### TASK TO CARRY OUT
Repeat each record below exactly, dropping the pictures.

### Stored records
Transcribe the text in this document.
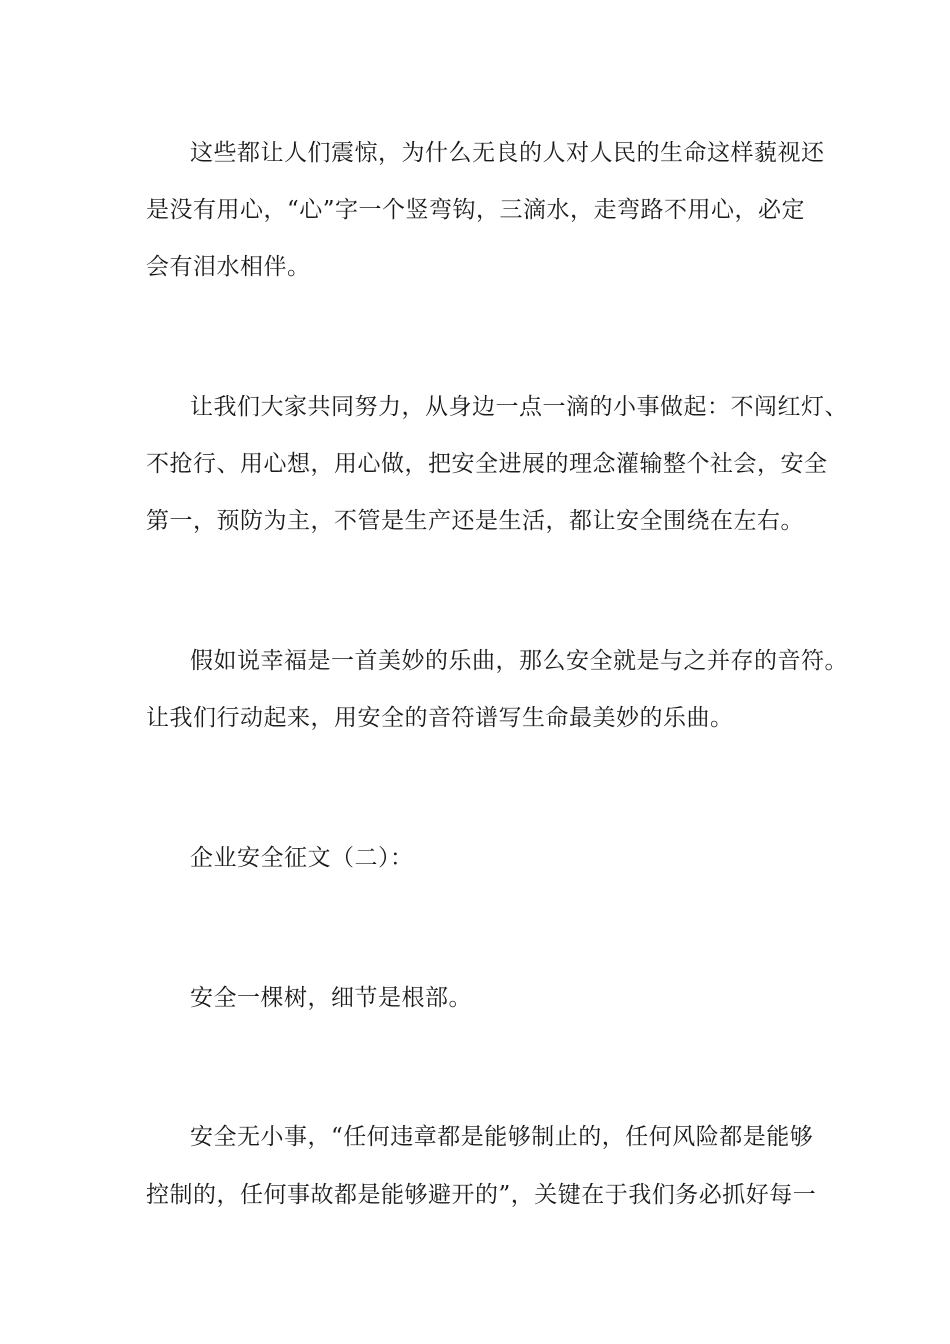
这些都让人们震惊，为什么无良的人对人民的生命这样藐视还
是没有用心，“心”字一个竖弯钩，三滴水，走弯路不用心，必定
会有泪水相伴。
让我们大家共同努力，从身边一点一滴的小事做起：不闯红灯、
不抢行、用心想，用心做，把安全进展的理念灌输整个社会，安全
第一，预防为主，不管是生产还是生活，都让安全围绕在左右。
假如说幸福是一首美妙的乐曲，那么安全就是与之并存的音符。
让我们行动起来，用安全的音符谱写生命最美妙的乐曲。
企业安全征文（二）：
安全一棵树，细节是根部。
安全无小事，“任何违章都是能够制止的，任何风险都是能够
控制的，任何事故都是能够避开的”，关键在于我们务必抓好每一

### SOLUTION TO THE PROBLEM
Transcribe the text in this document.
这些都让人们震惊，为什么无良的人对人民的生命这样藐视还
是没有用心，“心”字一个竖弯钩，三滴水，走弯路不用心，必定
会有泪水相伴。
让我们大家共同努力，从身边一点一滴的小事做起：不闯红灯、
不抢行、用心想，用心做，把安全进展的理念灌输整个社会，安全
第一，预防为主，不管是生产还是生活，都让安全围绕在左右。
假如说幸福是一首美妙的乐曲，那么安全就是与之并存的音符。
让我们行动起来，用安全的音符谱写生命最美妙的乐曲。
企业安全征文（二）：
安全一棵树，细节是根部。
安全无小事，“任何违章都是能够制止的，任何风险都是能够
控制的，任何事故都是能够避开的”，关键在于我们务必抓好每一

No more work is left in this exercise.